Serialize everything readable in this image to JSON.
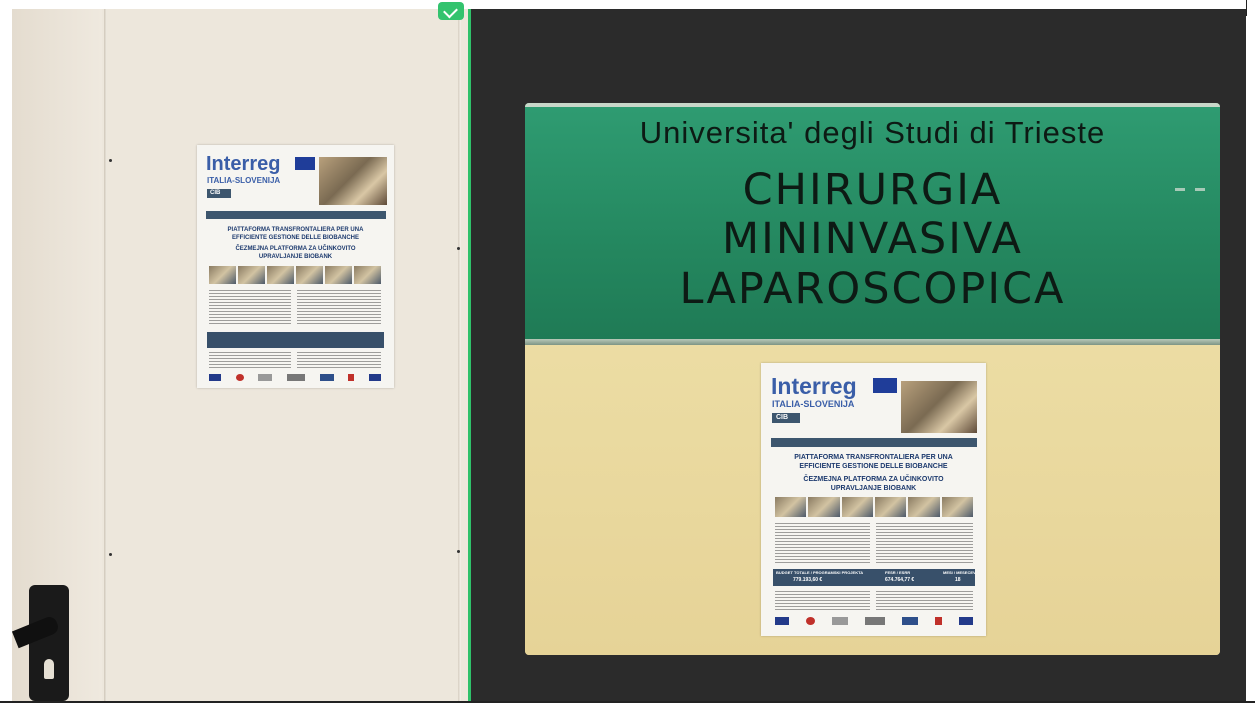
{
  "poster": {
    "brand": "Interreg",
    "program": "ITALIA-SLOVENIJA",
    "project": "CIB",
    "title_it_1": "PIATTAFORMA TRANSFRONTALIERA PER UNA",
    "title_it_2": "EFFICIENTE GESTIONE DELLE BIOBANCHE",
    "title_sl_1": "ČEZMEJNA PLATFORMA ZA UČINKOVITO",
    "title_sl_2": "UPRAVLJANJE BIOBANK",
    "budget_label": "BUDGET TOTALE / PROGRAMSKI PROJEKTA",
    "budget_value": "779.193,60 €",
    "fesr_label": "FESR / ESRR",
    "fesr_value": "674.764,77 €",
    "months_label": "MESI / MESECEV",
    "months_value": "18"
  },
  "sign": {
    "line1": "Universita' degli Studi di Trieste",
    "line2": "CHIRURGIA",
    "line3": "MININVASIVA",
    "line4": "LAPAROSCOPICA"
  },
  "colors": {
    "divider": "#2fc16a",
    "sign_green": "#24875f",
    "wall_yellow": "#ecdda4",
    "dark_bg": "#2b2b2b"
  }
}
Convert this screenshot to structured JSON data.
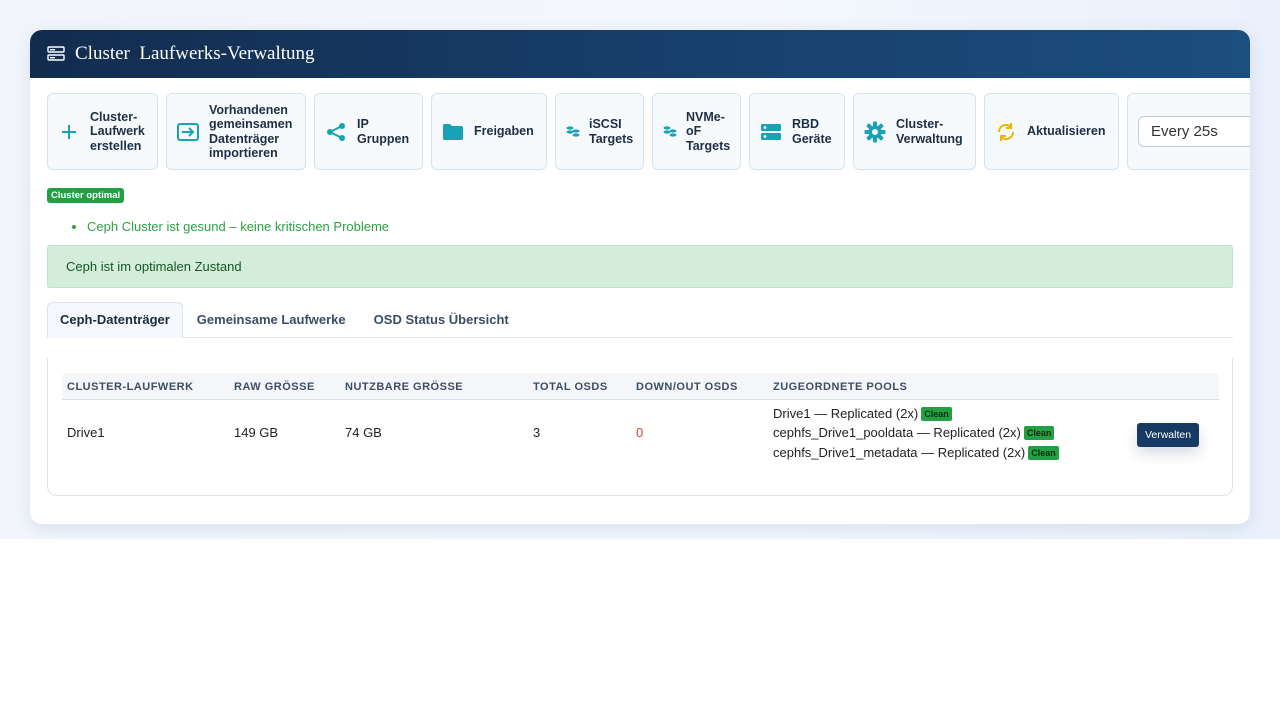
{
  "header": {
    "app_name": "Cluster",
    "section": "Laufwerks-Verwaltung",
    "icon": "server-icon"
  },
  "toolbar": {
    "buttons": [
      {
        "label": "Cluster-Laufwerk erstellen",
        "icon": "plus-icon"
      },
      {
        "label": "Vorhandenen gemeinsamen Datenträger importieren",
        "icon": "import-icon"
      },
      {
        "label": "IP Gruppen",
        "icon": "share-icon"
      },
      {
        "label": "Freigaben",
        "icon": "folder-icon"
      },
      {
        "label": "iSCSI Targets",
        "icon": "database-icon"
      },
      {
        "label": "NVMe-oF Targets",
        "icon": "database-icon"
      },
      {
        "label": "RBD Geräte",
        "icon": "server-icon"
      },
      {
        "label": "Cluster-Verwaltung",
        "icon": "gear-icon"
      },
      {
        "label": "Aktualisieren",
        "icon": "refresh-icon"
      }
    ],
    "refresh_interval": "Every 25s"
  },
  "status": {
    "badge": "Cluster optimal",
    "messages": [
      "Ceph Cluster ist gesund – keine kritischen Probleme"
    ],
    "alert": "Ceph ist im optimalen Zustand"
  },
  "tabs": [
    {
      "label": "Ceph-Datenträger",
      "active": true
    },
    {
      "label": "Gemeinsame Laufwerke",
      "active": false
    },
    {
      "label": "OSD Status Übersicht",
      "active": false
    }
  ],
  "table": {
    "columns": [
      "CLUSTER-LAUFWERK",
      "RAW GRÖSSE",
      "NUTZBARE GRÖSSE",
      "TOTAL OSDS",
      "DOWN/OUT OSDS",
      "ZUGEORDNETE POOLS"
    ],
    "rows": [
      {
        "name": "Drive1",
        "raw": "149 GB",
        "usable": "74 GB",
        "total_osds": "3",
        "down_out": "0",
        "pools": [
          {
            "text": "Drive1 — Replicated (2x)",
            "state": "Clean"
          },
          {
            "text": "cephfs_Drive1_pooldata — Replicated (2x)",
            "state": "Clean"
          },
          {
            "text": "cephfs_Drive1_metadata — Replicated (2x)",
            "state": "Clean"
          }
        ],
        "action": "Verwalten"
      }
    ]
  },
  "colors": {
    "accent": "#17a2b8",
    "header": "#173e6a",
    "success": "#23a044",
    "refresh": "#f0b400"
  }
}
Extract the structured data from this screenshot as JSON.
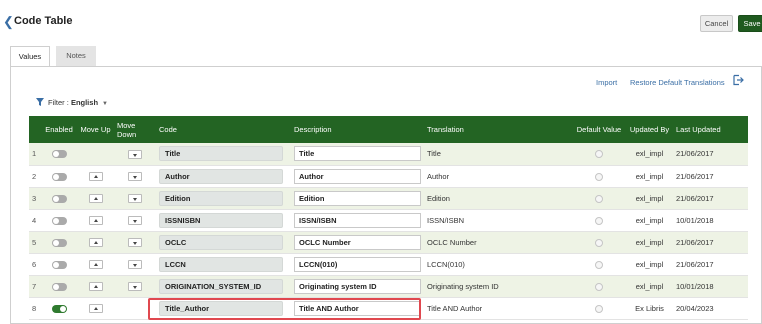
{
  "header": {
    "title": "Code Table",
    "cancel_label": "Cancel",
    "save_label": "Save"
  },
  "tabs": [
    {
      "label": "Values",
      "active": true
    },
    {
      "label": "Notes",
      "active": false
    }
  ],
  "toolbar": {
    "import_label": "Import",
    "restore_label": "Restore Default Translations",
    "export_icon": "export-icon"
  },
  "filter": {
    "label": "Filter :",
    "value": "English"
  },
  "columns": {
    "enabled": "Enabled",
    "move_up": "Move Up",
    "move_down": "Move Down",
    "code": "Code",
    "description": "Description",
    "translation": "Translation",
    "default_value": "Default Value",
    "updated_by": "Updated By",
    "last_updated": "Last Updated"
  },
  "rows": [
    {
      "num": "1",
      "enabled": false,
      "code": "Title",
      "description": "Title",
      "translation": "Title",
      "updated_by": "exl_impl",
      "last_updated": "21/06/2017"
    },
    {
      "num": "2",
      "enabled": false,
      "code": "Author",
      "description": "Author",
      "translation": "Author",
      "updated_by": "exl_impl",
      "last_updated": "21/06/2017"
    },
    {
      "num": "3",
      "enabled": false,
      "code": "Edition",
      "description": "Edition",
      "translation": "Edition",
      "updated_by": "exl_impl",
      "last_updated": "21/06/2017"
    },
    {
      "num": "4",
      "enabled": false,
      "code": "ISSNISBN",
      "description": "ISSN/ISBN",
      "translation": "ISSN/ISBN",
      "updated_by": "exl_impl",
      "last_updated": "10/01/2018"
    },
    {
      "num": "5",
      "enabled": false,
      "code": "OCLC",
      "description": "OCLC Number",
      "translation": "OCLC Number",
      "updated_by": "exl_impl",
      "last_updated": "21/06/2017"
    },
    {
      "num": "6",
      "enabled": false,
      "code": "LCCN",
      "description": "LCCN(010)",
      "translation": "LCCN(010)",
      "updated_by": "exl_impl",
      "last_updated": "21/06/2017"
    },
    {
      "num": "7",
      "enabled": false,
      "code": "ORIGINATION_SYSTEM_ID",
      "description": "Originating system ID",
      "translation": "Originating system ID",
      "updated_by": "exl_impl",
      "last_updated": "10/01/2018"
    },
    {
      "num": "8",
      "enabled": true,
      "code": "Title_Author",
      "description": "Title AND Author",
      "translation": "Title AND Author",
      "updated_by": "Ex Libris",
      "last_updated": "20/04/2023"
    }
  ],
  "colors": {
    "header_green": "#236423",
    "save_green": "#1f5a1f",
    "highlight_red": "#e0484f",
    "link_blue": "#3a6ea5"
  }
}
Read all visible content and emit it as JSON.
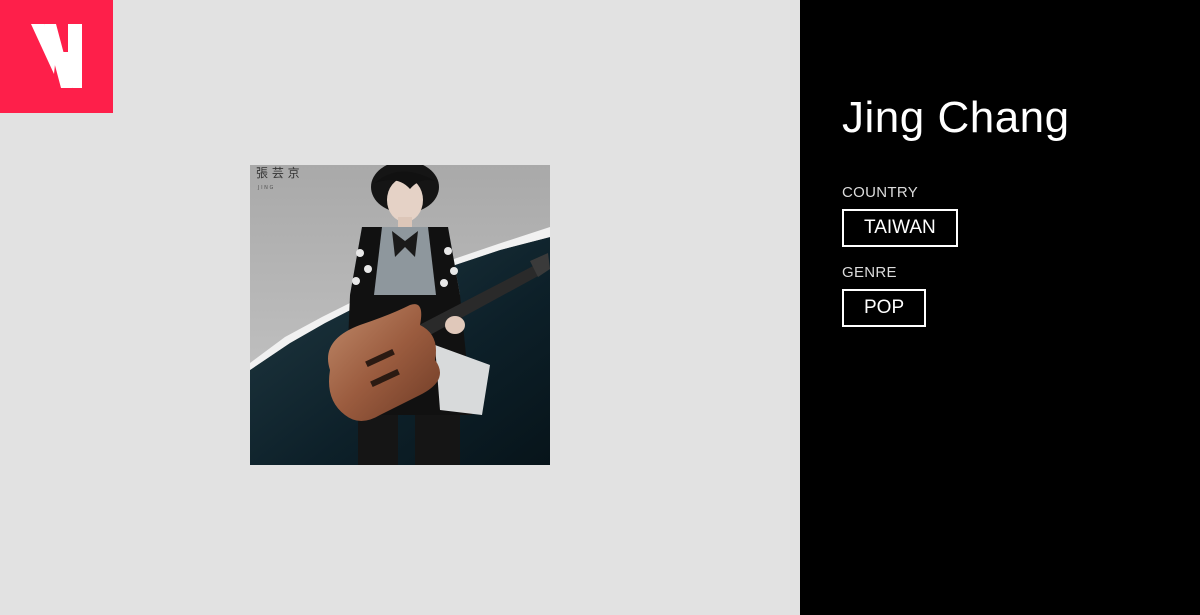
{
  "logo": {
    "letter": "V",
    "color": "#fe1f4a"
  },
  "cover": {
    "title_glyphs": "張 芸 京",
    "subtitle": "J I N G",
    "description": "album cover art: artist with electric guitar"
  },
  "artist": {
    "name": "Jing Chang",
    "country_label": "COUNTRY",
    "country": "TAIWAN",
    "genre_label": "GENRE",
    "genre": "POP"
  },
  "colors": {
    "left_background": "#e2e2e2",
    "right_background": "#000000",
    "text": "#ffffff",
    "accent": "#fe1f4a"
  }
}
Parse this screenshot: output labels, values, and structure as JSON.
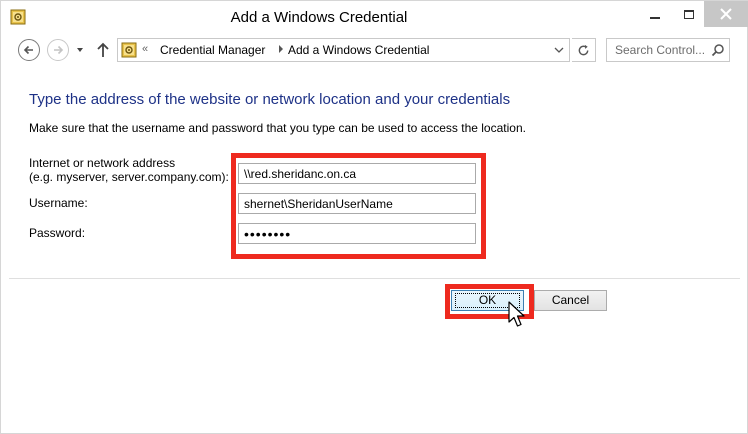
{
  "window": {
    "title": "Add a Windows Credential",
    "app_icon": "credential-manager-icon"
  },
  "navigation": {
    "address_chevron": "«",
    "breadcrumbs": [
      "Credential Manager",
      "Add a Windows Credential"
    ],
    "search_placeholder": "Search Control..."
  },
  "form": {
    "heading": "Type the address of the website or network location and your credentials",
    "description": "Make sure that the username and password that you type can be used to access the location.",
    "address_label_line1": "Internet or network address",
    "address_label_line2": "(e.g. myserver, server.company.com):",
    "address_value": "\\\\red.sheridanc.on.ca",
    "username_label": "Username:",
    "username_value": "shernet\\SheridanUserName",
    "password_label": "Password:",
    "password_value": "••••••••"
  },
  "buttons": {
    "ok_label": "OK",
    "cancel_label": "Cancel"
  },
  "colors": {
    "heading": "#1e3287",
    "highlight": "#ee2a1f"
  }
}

== == ==

Written task: Make an exact copy of the listing above. Do not include the pictures.

Task answer:
Serialize everything readable in this image to JSON.
{
  "poster": {
    "brand": "Interreg",
    "program": "ITALIA-SLOVENIJA",
    "project": "CIB",
    "title_it_1": "PIATTAFORMA TRANSFRONTALIERA PER UNA",
    "title_it_2": "EFFICIENTE GESTIONE DELLE BIOBANCHE",
    "title_sl_1": "ČEZMEJNA PLATFORMA ZA UČINKOVITO",
    "title_sl_2": "UPRAVLJANJE BIOBANK",
    "budget_label": "BUDGET TOTALE / PROGRAMSKI PROJEKTA",
    "budget_value": "779.193,60 €",
    "fesr_label": "FESR / ESRR",
    "fesr_value": "674.764,77 €",
    "months_label": "MESI / MESECEV",
    "months_value": "18"
  },
  "sign": {
    "line1": "Universita' degli Studi di Trieste",
    "line2": "CHIRURGIA",
    "line3": "MININVASIVA",
    "line4": "LAPAROSCOPICA"
  },
  "colors": {
    "divider": "#2fc16a",
    "sign_green": "#24875f",
    "wall_yellow": "#ecdda4",
    "dark_bg": "#2b2b2b"
  }
}
Convert this screenshot to structured JSON data.
{
  "header": {
    "app_name": "Cluster",
    "section": "Laufwerks-Verwaltung",
    "icon": "server-icon"
  },
  "toolbar": {
    "buttons": [
      {
        "label": "Cluster-Laufwerk erstellen",
        "icon": "plus-icon"
      },
      {
        "label": "Vorhandenen gemeinsamen Datenträger importieren",
        "icon": "import-icon"
      },
      {
        "label": "IP Gruppen",
        "icon": "share-icon"
      },
      {
        "label": "Freigaben",
        "icon": "folder-icon"
      },
      {
        "label": "iSCSI Targets",
        "icon": "database-icon"
      },
      {
        "label": "NVMe-oF Targets",
        "icon": "database-icon"
      },
      {
        "label": "RBD Geräte",
        "icon": "server-icon"
      },
      {
        "label": "Cluster-Verwaltung",
        "icon": "gear-icon"
      },
      {
        "label": "Aktualisieren",
        "icon": "refresh-icon"
      }
    ],
    "refresh_interval": "Every 25s"
  },
  "status": {
    "badge": "Cluster optimal",
    "messages": [
      "Ceph Cluster ist gesund – keine kritischen Probleme"
    ],
    "alert": "Ceph ist im optimalen Zustand"
  },
  "tabs": [
    {
      "label": "Ceph-Datenträger",
      "active": true
    },
    {
      "label": "Gemeinsame Laufwerke",
      "active": false
    },
    {
      "label": "OSD Status Übersicht",
      "active": false
    }
  ],
  "table": {
    "columns": [
      "CLUSTER-LAUFWERK",
      "RAW GRÖSSE",
      "NUTZBARE GRÖSSE",
      "TOTAL OSDS",
      "DOWN/OUT OSDS",
      "ZUGEORDNETE POOLS"
    ],
    "rows": [
      {
        "name": "Drive1",
        "raw": "149 GB",
        "usable": "74 GB",
        "total_osds": "3",
        "down_out": "0",
        "pools": [
          {
            "text": "Drive1 — Replicated (2x)",
            "state": "Clean"
          },
          {
            "text": "cephfs_Drive1_pooldata — Replicated (2x)",
            "state": "Clean"
          },
          {
            "text": "cephfs_Drive1_metadata — Replicated (2x)",
            "state": "Clean"
          }
        ],
        "action": "Verwalten"
      }
    ]
  },
  "colors": {
    "accent": "#17a2b8",
    "header": "#173e6a",
    "success": "#23a044",
    "refresh": "#f0b400"
  }
}
Extract the structured data from this screenshot as JSON.
{
  "header": {
    "title": "Code Table",
    "cancel_label": "Cancel",
    "save_label": "Save"
  },
  "tabs": [
    {
      "label": "Values",
      "active": true
    },
    {
      "label": "Notes",
      "active": false
    }
  ],
  "toolbar": {
    "import_label": "Import",
    "restore_label": "Restore Default Translations",
    "export_icon": "export-icon"
  },
  "filter": {
    "label": "Filter :",
    "value": "English"
  },
  "columns": {
    "enabled": "Enabled",
    "move_up": "Move Up",
    "move_down": "Move Down",
    "code": "Code",
    "description": "Description",
    "translation": "Translation",
    "default_value": "Default Value",
    "updated_by": "Updated By",
    "last_updated": "Last Updated"
  },
  "rows": [
    {
      "num": "1",
      "enabled": false,
      "code": "Title",
      "description": "Title",
      "translation": "Title",
      "updated_by": "exl_impl",
      "last_updated": "21/06/2017"
    },
    {
      "num": "2",
      "enabled": false,
      "code": "Author",
      "description": "Author",
      "translation": "Author",
      "updated_by": "exl_impl",
      "last_updated": "21/06/2017"
    },
    {
      "num": "3",
      "enabled": false,
      "code": "Edition",
      "description": "Edition",
      "translation": "Edition",
      "updated_by": "exl_impl",
      "last_updated": "21/06/2017"
    },
    {
      "num": "4",
      "enabled": false,
      "code": "ISSNISBN",
      "description": "ISSN/ISBN",
      "translation": "ISSN/ISBN",
      "updated_by": "exl_impl",
      "last_updated": "10/01/2018"
    },
    {
      "num": "5",
      "enabled": false,
      "code": "OCLC",
      "description": "OCLC Number",
      "translation": "OCLC Number",
      "updated_by": "exl_impl",
      "last_updated": "21/06/2017"
    },
    {
      "num": "6",
      "enabled": false,
      "code": "LCCN",
      "description": "LCCN(010)",
      "translation": "LCCN(010)",
      "updated_by": "exl_impl",
      "last_updated": "21/06/2017"
    },
    {
      "num": "7",
      "enabled": false,
      "code": "ORIGINATION_SYSTEM_ID",
      "description": "Originating system ID",
      "translation": "Originating system ID",
      "updated_by": "exl_impl",
      "last_updated": "10/01/2018"
    },
    {
      "num": "8",
      "enabled": true,
      "code": "Title_Author",
      "description": "Title AND Author",
      "translation": "Title AND Author",
      "updated_by": "Ex Libris",
      "last_updated": "20/04/2023"
    }
  ],
  "colors": {
    "header_green": "#236423",
    "save_green": "#1f5a1f",
    "highlight_red": "#e0484f",
    "link_blue": "#3a6ea5"
  }
}
Read all visible content and emit it as JSON.
{
  "logo": {
    "letter": "V",
    "color": "#fe1f4a"
  },
  "cover": {
    "title_glyphs": "張 芸 京",
    "subtitle": "J I N G",
    "description": "album cover art: artist with electric guitar"
  },
  "artist": {
    "name": "Jing Chang",
    "country_label": "COUNTRY",
    "country": "TAIWAN",
    "genre_label": "GENRE",
    "genre": "POP"
  },
  "colors": {
    "left_background": "#e2e2e2",
    "right_background": "#000000",
    "text": "#ffffff",
    "accent": "#fe1f4a"
  }
}
Parse this screenshot: output labels, values, and structure as JSON.
{
  "window": {
    "title": "Add a Windows Credential",
    "app_icon": "credential-manager-icon"
  },
  "navigation": {
    "address_chevron": "«",
    "breadcrumbs": [
      "Credential Manager",
      "Add a Windows Credential"
    ],
    "search_placeholder": "Search Control..."
  },
  "form": {
    "heading": "Type the address of the website or network location and your credentials",
    "description": "Make sure that the username and password that you type can be used to access the location.",
    "address_label_line1": "Internet or network address",
    "address_label_line2": "(e.g. myserver, server.company.com):",
    "address_value": "\\\\red.sheridanc.on.ca",
    "username_label": "Username:",
    "username_value": "shernet\\SheridanUserName",
    "password_label": "Password:",
    "password_value": "••••••••"
  },
  "buttons": {
    "ok_label": "OK",
    "cancel_label": "Cancel"
  },
  "colors": {
    "heading": "#1e3287",
    "highlight": "#ee2a1f"
  }
}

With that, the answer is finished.